(What to do):
Leaving out every picture, quote the data below exactly as it appears.

(Data excerpts):
|---|
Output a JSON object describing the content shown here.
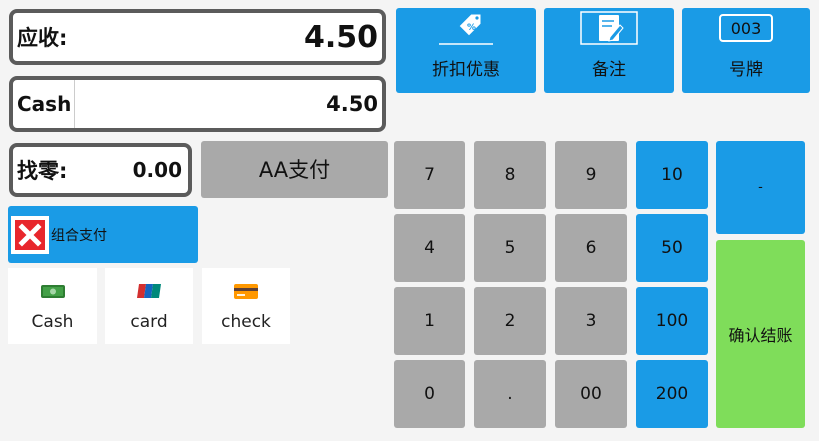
{
  "receivable": {
    "label": "应收:",
    "value": "4.50"
  },
  "cash": {
    "label": "Cash",
    "value": "4.50"
  },
  "change": {
    "label": "找零:",
    "value": "0.00"
  },
  "aa_pay": "AA支付",
  "combo_pay": "组合支付",
  "top_buttons": {
    "discount": "折扣优惠",
    "note": "备注",
    "plate": "号牌",
    "plate_icon_text": "003"
  },
  "payment_methods": [
    "Cash",
    "card",
    "check"
  ],
  "keypad": {
    "rows": [
      [
        "7",
        "8",
        "9",
        "10"
      ],
      [
        "4",
        "5",
        "6",
        "50"
      ],
      [
        "1",
        "2",
        "3",
        "100"
      ],
      [
        "0",
        ".",
        "00",
        "200"
      ]
    ],
    "minus": "-",
    "confirm": "确认结账"
  },
  "colors": {
    "blue": "#1a9be6",
    "gray": "#a9a9a9",
    "green": "#7fdd5a",
    "close_red": "#e8262c"
  }
}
|---|
(Correct result):
Output a JSON object describing the content shown here.
{
  "receivable": {
    "label": "应收:",
    "value": "4.50"
  },
  "cash": {
    "label": "Cash",
    "value": "4.50"
  },
  "change": {
    "label": "找零:",
    "value": "0.00"
  },
  "aa_pay": "AA支付",
  "combo_pay": "组合支付",
  "top_buttons": {
    "discount": "折扣优惠",
    "note": "备注",
    "plate": "号牌",
    "plate_icon_text": "003"
  },
  "payment_methods": [
    "Cash",
    "card",
    "check"
  ],
  "keypad": {
    "rows": [
      [
        "7",
        "8",
        "9",
        "10"
      ],
      [
        "4",
        "5",
        "6",
        "50"
      ],
      [
        "1",
        "2",
        "3",
        "100"
      ],
      [
        "0",
        ".",
        "00",
        "200"
      ]
    ],
    "minus": "-",
    "confirm": "确认结账"
  },
  "colors": {
    "blue": "#1a9be6",
    "gray": "#a9a9a9",
    "green": "#7fdd5a",
    "close_red": "#e8262c"
  }
}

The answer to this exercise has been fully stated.